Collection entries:
+++
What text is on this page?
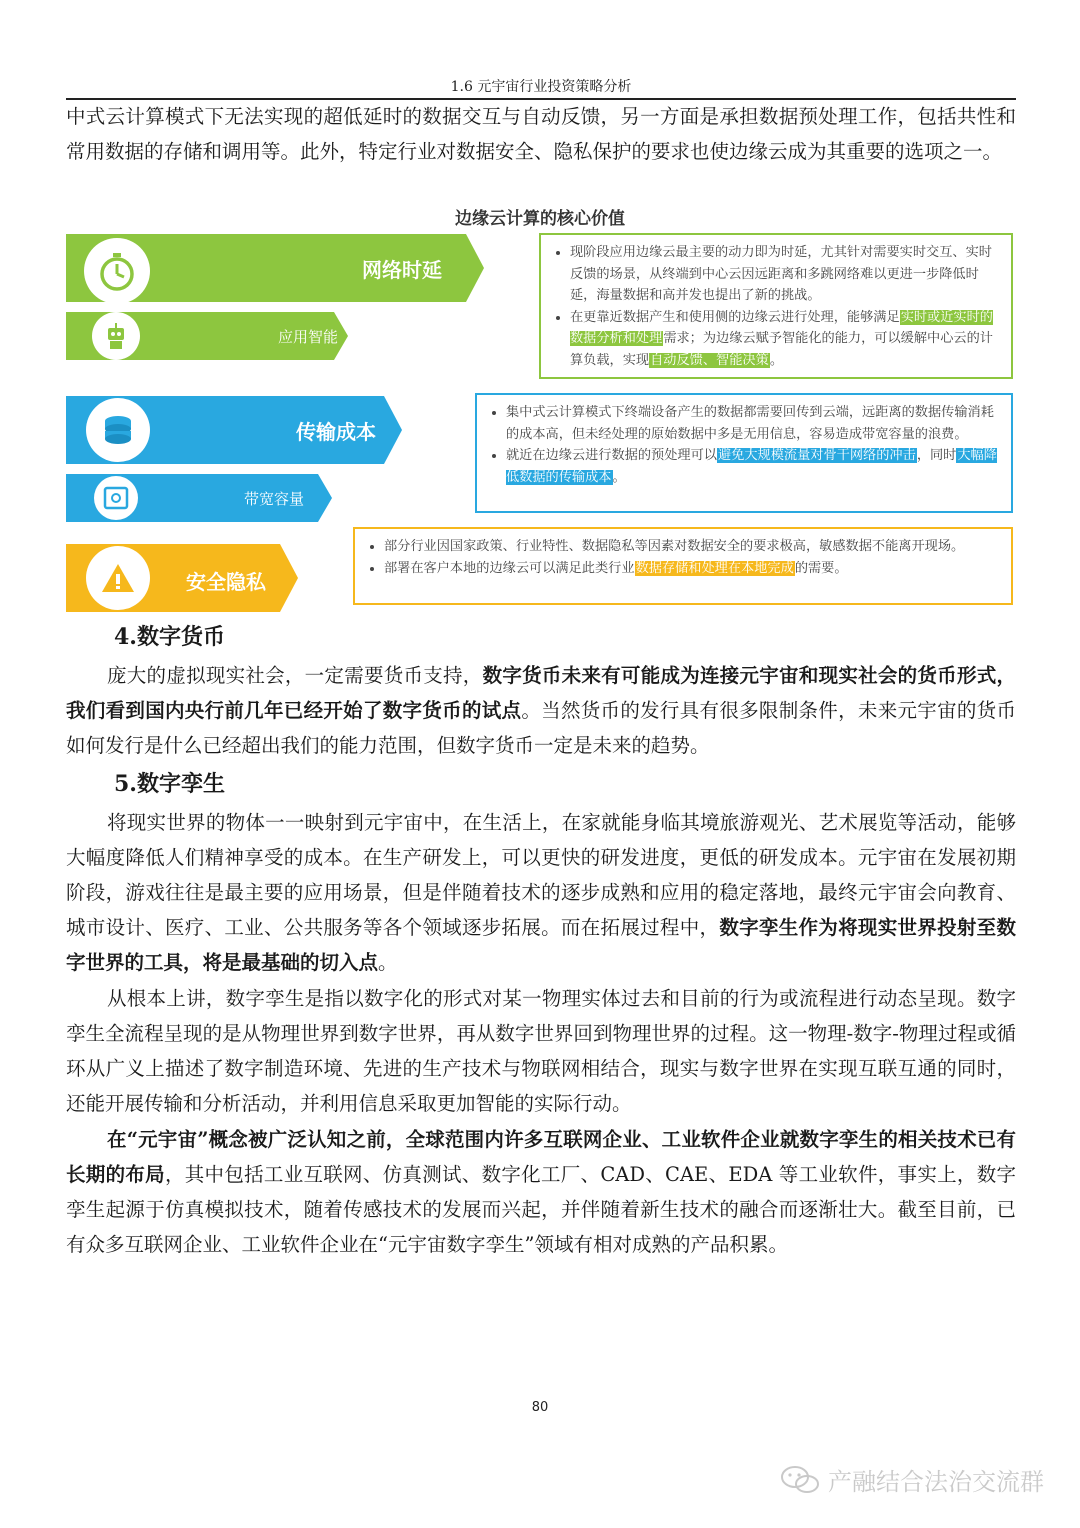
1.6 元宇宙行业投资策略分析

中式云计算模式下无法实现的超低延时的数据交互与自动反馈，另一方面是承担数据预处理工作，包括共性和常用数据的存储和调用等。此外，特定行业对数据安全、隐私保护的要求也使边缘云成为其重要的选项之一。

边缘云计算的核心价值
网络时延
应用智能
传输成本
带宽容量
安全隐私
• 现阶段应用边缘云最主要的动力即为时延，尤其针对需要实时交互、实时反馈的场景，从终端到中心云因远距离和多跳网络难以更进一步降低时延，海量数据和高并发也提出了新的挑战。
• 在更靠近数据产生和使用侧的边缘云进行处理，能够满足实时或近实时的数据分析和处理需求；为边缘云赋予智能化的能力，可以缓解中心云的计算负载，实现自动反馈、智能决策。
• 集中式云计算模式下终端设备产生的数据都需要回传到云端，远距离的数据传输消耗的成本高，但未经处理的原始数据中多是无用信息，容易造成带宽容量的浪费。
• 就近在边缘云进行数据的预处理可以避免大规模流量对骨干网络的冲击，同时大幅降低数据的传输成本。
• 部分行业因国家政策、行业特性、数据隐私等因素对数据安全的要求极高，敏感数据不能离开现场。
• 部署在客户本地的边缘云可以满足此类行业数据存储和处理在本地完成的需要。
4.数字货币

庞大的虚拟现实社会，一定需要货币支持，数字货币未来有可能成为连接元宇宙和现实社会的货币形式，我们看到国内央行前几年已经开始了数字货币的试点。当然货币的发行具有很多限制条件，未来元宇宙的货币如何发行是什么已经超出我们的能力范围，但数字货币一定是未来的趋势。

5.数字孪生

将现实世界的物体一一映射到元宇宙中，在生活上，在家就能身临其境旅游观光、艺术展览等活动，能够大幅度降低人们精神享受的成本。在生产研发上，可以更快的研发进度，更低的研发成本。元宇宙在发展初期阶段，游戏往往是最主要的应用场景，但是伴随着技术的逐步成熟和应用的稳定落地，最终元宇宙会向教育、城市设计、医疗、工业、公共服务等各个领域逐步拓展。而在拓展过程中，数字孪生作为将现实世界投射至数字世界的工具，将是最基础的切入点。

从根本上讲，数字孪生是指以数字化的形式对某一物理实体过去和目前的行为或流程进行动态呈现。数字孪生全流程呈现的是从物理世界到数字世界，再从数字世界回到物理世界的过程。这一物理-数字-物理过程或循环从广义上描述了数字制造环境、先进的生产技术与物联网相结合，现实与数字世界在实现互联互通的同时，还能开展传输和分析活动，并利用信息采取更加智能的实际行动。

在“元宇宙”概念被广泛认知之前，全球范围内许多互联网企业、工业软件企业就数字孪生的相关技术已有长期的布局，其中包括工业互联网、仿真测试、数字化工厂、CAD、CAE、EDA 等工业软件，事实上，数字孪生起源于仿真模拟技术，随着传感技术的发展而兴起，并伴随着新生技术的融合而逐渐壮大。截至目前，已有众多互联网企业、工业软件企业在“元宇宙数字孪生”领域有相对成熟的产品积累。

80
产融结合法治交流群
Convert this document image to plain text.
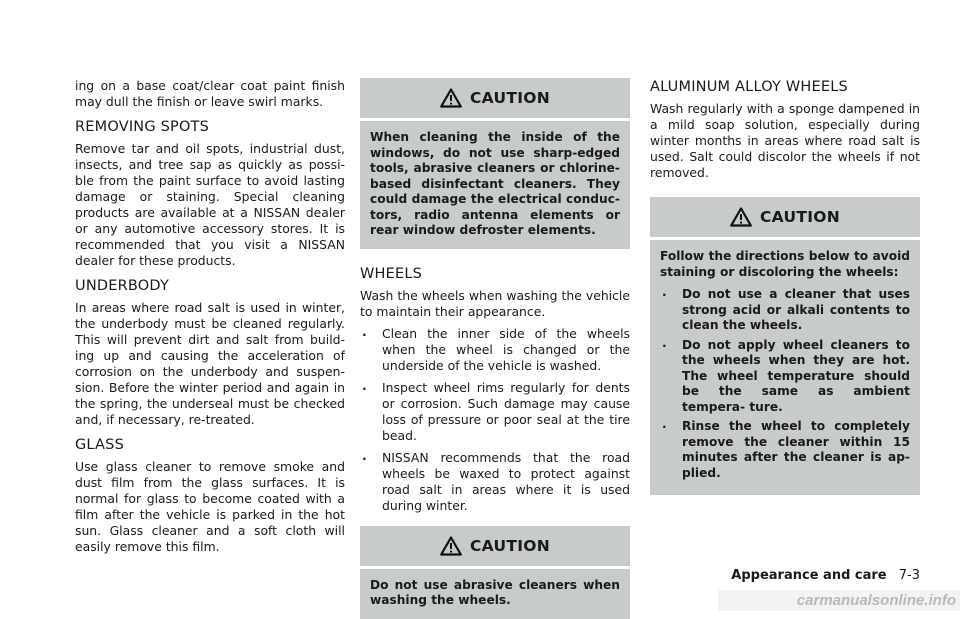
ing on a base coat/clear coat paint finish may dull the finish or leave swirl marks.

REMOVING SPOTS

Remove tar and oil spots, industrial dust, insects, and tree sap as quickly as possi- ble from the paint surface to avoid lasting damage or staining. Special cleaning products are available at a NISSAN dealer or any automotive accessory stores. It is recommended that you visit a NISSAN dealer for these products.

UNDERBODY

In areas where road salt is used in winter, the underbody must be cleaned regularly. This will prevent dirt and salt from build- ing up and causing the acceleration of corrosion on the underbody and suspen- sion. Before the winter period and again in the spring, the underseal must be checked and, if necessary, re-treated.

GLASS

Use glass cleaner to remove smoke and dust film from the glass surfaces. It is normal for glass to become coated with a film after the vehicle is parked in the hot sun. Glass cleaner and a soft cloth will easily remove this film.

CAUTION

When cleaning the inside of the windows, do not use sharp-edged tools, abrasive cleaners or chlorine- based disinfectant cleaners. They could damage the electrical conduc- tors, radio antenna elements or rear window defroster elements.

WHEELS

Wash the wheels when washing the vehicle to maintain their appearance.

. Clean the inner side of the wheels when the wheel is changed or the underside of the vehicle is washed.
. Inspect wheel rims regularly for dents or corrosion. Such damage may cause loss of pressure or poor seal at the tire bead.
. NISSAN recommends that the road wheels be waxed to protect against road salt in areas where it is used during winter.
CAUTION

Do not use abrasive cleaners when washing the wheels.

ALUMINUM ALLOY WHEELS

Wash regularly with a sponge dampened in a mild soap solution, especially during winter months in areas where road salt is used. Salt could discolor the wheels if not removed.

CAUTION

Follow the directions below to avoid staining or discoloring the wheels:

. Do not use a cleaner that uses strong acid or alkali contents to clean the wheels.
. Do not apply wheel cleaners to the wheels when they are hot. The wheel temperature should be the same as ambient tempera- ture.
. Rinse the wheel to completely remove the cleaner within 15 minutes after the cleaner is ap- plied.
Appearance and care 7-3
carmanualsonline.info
+++
* Exercise brief
Your copy should match the records word for word, with the pictures removed.

* Answer to the exercise
What text is on this page?
1.6 元宇宙行业投资策略分析

中式云计算模式下无法实现的超低延时的数据交互与自动反馈，另一方面是承担数据预处理工作，包括共性和常用数据的存储和调用等。此外，特定行业对数据安全、隐私保护的要求也使边缘云成为其重要的选项之一。

边缘云计算的核心价值
网络时延
应用智能
传输成本
带宽容量
安全隐私
• 现阶段应用边缘云最主要的动力即为时延，尤其针对需要实时交互、实时反馈的场景，从终端到中心云因远距离和多跳网络难以更进一步降低时延，海量数据和高并发也提出了新的挑战。
• 在更靠近数据产生和使用侧的边缘云进行处理，能够满足实时或近实时的数据分析和处理需求；为边缘云赋予智能化的能力，可以缓解中心云的计算负载，实现自动反馈、智能决策。
• 集中式云计算模式下终端设备产生的数据都需要回传到云端，远距离的数据传输消耗的成本高，但未经处理的原始数据中多是无用信息，容易造成带宽容量的浪费。
• 就近在边缘云进行数据的预处理可以避免大规模流量对骨干网络的冲击，同时大幅降低数据的传输成本。
• 部分行业因国家政策、行业特性、数据隐私等因素对数据安全的要求极高，敏感数据不能离开现场。
• 部署在客户本地的边缘云可以满足此类行业数据存储和处理在本地完成的需要。
4.数字货币

庞大的虚拟现实社会，一定需要货币支持，数字货币未来有可能成为连接元宇宙和现实社会的货币形式，我们看到国内央行前几年已经开始了数字货币的试点。当然货币的发行具有很多限制条件，未来元宇宙的货币如何发行是什么已经超出我们的能力范围，但数字货币一定是未来的趋势。

5.数字孪生

将现实世界的物体一一映射到元宇宙中，在生活上，在家就能身临其境旅游观光、艺术展览等活动，能够大幅度降低人们精神享受的成本。在生产研发上，可以更快的研发进度，更低的研发成本。元宇宙在发展初期阶段，游戏往往是最主要的应用场景，但是伴随着技术的逐步成熟和应用的稳定落地，最终元宇宙会向教育、城市设计、医疗、工业、公共服务等各个领域逐步拓展。而在拓展过程中，数字孪生作为将现实世界投射至数字世界的工具，将是最基础的切入点。

从根本上讲，数字孪生是指以数字化的形式对某一物理实体过去和目前的行为或流程进行动态呈现。数字孪生全流程呈现的是从物理世界到数字世界，再从数字世界回到物理世界的过程。这一物理-数字-物理过程或循环从广义上描述了数字制造环境、先进的生产技术与物联网相结合，现实与数字世界在实现互联互通的同时，还能开展传输和分析活动，并利用信息采取更加智能的实际行动。

在“元宇宙”概念被广泛认知之前，全球范围内许多互联网企业、工业软件企业就数字孪生的相关技术已有长期的布局，其中包括工业互联网、仿真测试、数字化工厂、CAD、CAE、EDA 等工业软件，事实上，数字孪生起源于仿真模拟技术，随着传感技术的发展而兴起，并伴随着新生技术的融合而逐渐壮大。截至目前，已有众多互联网企业、工业软件企业在“元宇宙数字孪生”领域有相对成熟的产品积累。

80
产融结合法治交流群
Convert this document image to plain text.
ing on a base coat/clear coat paint finish may dull the finish or leave swirl marks.

REMOVING SPOTS

Remove tar and oil spots, industrial dust, insects, and tree sap as quickly as possi- ble from the paint surface to avoid lasting damage or staining. Special cleaning products are available at a NISSAN dealer or any automotive accessory stores. It is recommended that you visit a NISSAN dealer for these products.

UNDERBODY

In areas where road salt is used in winter, the underbody must be cleaned regularly. This will prevent dirt and salt from build- ing up and causing the acceleration of corrosion on the underbody and suspen- sion. Before the winter period and again in the spring, the underseal must be checked and, if necessary, re-treated.

GLASS

Use glass cleaner to remove smoke and dust film from the glass surfaces. It is normal for glass to become coated with a film after the vehicle is parked in the hot sun. Glass cleaner and a soft cloth will easily remove this film.

CAUTION

When cleaning the inside of the windows, do not use sharp-edged tools, abrasive cleaners or chlorine- based disinfectant cleaners. They could damage the electrical conduc- tors, radio antenna elements or rear window defroster elements.

WHEELS

Wash the wheels when washing the vehicle to maintain their appearance.

. Clean the inner side of the wheels when the wheel is changed or the underside of the vehicle is washed.
. Inspect wheel rims regularly for dents or corrosion. Such damage may cause loss of pressure or poor seal at the tire bead.
. NISSAN recommends that the road wheels be waxed to protect against road salt in areas where it is used during winter.
CAUTION

Do not use abrasive cleaners when washing the wheels.

ALUMINUM ALLOY WHEELS

Wash regularly with a sponge dampened in a mild soap solution, especially during winter months in areas where road salt is used. Salt could discolor the wheels if not removed.

CAUTION

Follow the directions below to avoid staining or discoloring the wheels:

. Do not use a cleaner that uses strong acid or alkali contents to clean the wheels.
. Do not apply wheel cleaners to the wheels when they are hot. The wheel temperature should be the same as ambient tempera- ture.
. Rinse the wheel to completely remove the cleaner within 15 minutes after the cleaner is ap- plied.
Appearance and care 7-3
carmanualsonline.info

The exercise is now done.